Your task is to print all of the data word for word.

Begin EXTRACTED MATERIAL

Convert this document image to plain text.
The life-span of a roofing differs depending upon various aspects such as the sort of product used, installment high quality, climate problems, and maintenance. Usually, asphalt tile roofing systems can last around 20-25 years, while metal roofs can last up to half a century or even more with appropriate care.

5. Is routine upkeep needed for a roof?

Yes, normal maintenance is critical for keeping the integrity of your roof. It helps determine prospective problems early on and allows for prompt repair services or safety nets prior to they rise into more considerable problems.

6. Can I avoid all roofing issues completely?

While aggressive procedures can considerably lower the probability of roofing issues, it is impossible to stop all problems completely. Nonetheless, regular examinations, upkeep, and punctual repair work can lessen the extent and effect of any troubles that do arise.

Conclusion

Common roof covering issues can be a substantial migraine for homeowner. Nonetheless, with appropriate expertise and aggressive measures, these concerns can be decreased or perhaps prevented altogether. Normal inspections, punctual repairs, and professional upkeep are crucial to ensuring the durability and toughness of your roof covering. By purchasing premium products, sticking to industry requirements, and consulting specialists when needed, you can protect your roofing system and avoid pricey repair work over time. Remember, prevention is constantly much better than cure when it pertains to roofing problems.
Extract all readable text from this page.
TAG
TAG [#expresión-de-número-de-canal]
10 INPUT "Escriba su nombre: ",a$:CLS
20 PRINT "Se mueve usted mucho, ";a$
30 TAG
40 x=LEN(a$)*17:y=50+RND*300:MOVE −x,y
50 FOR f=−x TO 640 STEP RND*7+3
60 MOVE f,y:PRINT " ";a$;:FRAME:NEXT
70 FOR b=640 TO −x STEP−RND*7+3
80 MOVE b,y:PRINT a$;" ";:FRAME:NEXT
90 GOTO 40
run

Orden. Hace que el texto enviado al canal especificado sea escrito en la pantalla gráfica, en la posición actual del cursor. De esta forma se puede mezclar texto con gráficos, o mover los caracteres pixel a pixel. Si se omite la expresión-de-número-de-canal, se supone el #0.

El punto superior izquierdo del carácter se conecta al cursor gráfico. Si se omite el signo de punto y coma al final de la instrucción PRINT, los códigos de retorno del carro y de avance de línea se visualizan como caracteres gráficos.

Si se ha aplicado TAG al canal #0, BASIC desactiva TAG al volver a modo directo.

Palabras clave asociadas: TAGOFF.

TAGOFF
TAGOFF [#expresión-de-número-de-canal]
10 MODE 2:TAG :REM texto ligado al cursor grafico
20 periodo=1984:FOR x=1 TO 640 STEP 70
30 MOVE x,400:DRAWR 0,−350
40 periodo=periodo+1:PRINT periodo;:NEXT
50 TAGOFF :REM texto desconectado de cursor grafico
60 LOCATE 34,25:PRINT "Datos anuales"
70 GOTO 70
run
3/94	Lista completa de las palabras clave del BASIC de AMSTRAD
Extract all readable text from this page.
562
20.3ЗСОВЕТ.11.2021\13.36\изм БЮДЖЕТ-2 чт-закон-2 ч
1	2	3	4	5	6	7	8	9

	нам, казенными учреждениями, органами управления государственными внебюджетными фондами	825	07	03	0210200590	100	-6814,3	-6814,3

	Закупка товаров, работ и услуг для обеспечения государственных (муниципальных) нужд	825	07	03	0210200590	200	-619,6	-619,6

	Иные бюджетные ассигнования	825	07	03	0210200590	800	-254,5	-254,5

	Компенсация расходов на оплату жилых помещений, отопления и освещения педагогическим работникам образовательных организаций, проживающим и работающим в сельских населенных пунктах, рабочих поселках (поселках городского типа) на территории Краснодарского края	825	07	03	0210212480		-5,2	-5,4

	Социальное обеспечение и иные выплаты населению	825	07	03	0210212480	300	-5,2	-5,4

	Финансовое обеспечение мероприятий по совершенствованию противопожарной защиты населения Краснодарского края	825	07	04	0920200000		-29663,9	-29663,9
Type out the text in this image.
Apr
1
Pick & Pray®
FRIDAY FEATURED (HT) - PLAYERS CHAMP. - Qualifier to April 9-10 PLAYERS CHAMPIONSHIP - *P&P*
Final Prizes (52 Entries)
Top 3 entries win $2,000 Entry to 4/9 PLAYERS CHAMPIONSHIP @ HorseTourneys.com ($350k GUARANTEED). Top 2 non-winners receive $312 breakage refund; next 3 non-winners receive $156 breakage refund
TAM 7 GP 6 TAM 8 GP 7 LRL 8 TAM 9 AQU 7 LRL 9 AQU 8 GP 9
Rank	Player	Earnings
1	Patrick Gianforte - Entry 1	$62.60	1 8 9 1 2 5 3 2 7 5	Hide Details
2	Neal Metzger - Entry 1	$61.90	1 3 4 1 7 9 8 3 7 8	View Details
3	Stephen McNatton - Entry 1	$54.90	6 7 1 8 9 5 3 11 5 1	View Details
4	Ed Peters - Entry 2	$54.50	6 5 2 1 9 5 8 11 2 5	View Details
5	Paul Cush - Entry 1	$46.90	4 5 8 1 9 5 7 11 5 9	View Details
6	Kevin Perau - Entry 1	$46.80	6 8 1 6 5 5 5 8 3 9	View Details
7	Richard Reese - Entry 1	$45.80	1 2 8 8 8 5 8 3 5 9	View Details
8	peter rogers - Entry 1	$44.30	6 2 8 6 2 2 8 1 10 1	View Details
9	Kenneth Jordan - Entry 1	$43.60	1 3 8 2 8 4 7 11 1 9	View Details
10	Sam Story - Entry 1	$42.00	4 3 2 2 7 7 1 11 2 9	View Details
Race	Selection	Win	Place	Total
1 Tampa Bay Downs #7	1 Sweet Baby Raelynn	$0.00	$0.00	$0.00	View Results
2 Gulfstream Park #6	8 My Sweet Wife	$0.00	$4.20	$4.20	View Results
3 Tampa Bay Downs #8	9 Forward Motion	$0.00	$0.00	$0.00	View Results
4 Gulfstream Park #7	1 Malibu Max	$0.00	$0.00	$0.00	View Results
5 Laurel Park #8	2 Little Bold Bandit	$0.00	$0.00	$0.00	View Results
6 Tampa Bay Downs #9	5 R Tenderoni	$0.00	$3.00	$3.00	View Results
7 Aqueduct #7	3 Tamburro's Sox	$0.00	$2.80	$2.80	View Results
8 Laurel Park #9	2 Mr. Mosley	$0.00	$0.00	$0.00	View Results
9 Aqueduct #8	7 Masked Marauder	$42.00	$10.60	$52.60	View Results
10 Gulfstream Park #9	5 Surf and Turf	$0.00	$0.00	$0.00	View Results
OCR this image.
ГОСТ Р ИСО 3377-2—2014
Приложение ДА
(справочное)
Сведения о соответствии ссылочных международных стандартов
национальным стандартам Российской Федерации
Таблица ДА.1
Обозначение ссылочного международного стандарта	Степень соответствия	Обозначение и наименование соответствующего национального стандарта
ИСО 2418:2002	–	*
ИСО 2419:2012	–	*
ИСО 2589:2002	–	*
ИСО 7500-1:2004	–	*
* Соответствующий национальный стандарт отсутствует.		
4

End EXTRACTED MATERIAL

## [COMPLETE OUTPUT]
Convert this document image to plain text.
The life-span of a roofing differs depending upon various aspects such as the sort of product used, installment high quality, climate problems, and maintenance. Usually, asphalt tile roofing systems can last around 20-25 years, while metal roofs can last up to half a century or even more with appropriate care.

5. Is routine upkeep needed for a roof?

Yes, normal maintenance is critical for keeping the integrity of your roof. It helps determine prospective problems early on and allows for prompt repair services or safety nets prior to they rise into more considerable problems.

6. Can I avoid all roofing issues completely?

While aggressive procedures can considerably lower the probability of roofing issues, it is impossible to stop all problems completely. Nonetheless, regular examinations, upkeep, and punctual repair work can lessen the extent and effect of any troubles that do arise.

Conclusion

Common roof covering issues can be a substantial migraine for homeowner. Nonetheless, with appropriate expertise and aggressive measures, these concerns can be decreased or perhaps prevented altogether. Normal inspections, punctual repairs, and professional upkeep are crucial to ensuring the durability and toughness of your roof covering. By purchasing premium products, sticking to industry requirements, and consulting specialists when needed, you can protect your roofing system and avoid pricey repair work over time. Remember, prevention is constantly much better than cure when it pertains to roofing problems.
Extract all readable text from this page.
TAG
TAG [#expresión-de-número-de-canal]
10 INPUT "Escriba su nombre: ",a$:CLS
20 PRINT "Se mueve usted mucho, ";a$
30 TAG
40 x=LEN(a$)*17:y=50+RND*300:MOVE −x,y
50 FOR f=−x TO 640 STEP RND*7+3
60 MOVE f,y:PRINT " ";a$;:FRAME:NEXT
70 FOR b=640 TO −x STEP−RND*7+3
80 MOVE b,y:PRINT a$;" ";:FRAME:NEXT
90 GOTO 40
run

Orden. Hace que el texto enviado al canal especificado sea escrito en la pantalla gráfica, en la posición actual del cursor. De esta forma se puede mezclar texto con gráficos, o mover los caracteres pixel a pixel. Si se omite la expresión-de-número-de-canal, se supone el #0.

El punto superior izquierdo del carácter se conecta al cursor gráfico. Si se omite el signo de punto y coma al final de la instrucción PRINT, los códigos de retorno del carro y de avance de línea se visualizan como caracteres gráficos.

Si se ha aplicado TAG al canal #0, BASIC desactiva TAG al volver a modo directo.

Palabras clave asociadas: TAGOFF.

TAGOFF
TAGOFF [#expresión-de-número-de-canal]
10 MODE 2:TAG :REM texto ligado al cursor grafico
20 periodo=1984:FOR x=1 TO 640 STEP 70
30 MOVE x,400:DRAWR 0,−350
40 periodo=periodo+1:PRINT periodo;:NEXT
50 TAGOFF :REM texto desconectado de cursor grafico
60 LOCATE 34,25:PRINT "Datos anuales"
70 GOTO 70
run
3/94	Lista completa de las palabras clave del BASIC de AMSTRAD
Extract all readable text from this page.
562
20.3ЗСОВЕТ.11.2021\13.36\изм БЮДЖЕТ-2 чт-закон-2 ч
1	2	3	4	5	6	7	8	9

	нам, казенными учреждениями, органами управления государственными внебюджетными фондами	825	07	03	0210200590	100	-6814,3	-6814,3

	Закупка товаров, работ и услуг для обеспечения государственных (муниципальных) нужд	825	07	03	0210200590	200	-619,6	-619,6

	Иные бюджетные ассигнования	825	07	03	0210200590	800	-254,5	-254,5

	Компенсация расходов на оплату жилых помещений, отопления и освещения педагогическим работникам образовательных организаций, проживающим и работающим в сельских населенных пунктах, рабочих поселках (поселках городского типа) на территории Краснодарского края	825	07	03	0210212480		-5,2	-5,4

	Социальное обеспечение и иные выплаты населению	825	07	03	0210212480	300	-5,2	-5,4

	Финансовое обеспечение мероприятий по совершенствованию противопожарной защиты населения Краснодарского края	825	07	04	0920200000		-29663,9	-29663,9
Type out the text in this image.
Apr
1
Pick & Pray®
FRIDAY FEATURED (HT) - PLAYERS CHAMP. - Qualifier to April 9-10 PLAYERS CHAMPIONSHIP - *P&P*
Final Prizes (52 Entries)
Top 3 entries win $2,000 Entry to 4/9 PLAYERS CHAMPIONSHIP @ HorseTourneys.com ($350k GUARANTEED). Top 2 non-winners receive $312 breakage refund; next 3 non-winners receive $156 breakage refund
TAM 7 GP 6 TAM 8 GP 7 LRL 8 TAM 9 AQU 7 LRL 9 AQU 8 GP 9
Rank	Player	Earnings
1	Patrick Gianforte - Entry 1	$62.60	1 8 9 1 2 5 3 2 7 5	Hide Details
2	Neal Metzger - Entry 1	$61.90	1 3 4 1 7 9 8 3 7 8	View Details
3	Stephen McNatton - Entry 1	$54.90	6 7 1 8 9 5 3 11 5 1	View Details
4	Ed Peters - Entry 2	$54.50	6 5 2 1 9 5 8 11 2 5	View Details
5	Paul Cush - Entry 1	$46.90	4 5 8 1 9 5 7 11 5 9	View Details
6	Kevin Perau - Entry 1	$46.80	6 8 1 6 5 5 5 8 3 9	View Details
7	Richard Reese - Entry 1	$45.80	1 2 8 8 8 5 8 3 5 9	View Details
8	peter rogers - Entry 1	$44.30	6 2 8 6 2 2 8 1 10 1	View Details
9	Kenneth Jordan - Entry 1	$43.60	1 3 8 2 8 4 7 11 1 9	View Details
10	Sam Story - Entry 1	$42.00	4 3 2 2 7 7 1 11 2 9	View Details
Race	Selection	Win	Place	Total
1 Tampa Bay Downs #7	1 Sweet Baby Raelynn	$0.00	$0.00	$0.00	View Results
2 Gulfstream Park #6	8 My Sweet Wife	$0.00	$4.20	$4.20	View Results
3 Tampa Bay Downs #8	9 Forward Motion	$0.00	$0.00	$0.00	View Results
4 Gulfstream Park #7	1 Malibu Max	$0.00	$0.00	$0.00	View Results
5 Laurel Park #8	2 Little Bold Bandit	$0.00	$0.00	$0.00	View Results
6 Tampa Bay Downs #9	5 R Tenderoni	$0.00	$3.00	$3.00	View Results
7 Aqueduct #7	3 Tamburro's Sox	$0.00	$2.80	$2.80	View Results
8 Laurel Park #9	2 Mr. Mosley	$0.00	$0.00	$0.00	View Results
9 Aqueduct #8	7 Masked Marauder	$42.00	$10.60	$52.60	View Results
10 Gulfstream Park #9	5 Surf and Turf	$0.00	$0.00	$0.00	View Results
OCR this image.
ГОСТ Р ИСО 3377-2—2014
Приложение ДА
(справочное)
Сведения о соответствии ссылочных международных стандартов
национальным стандартам Российской Федерации
Таблица ДА.1
Обозначение ссылочного международного стандарта	Степень соответствия	Обозначение и наименование соответствующего национального стандарта
ИСО 2418:2002	–	*
ИСО 2419:2012	–	*
ИСО 2589:2002	–	*
ИСО 7500-1:2004	–	*
* Соответствующий национальный стандарт отсутствует.		
4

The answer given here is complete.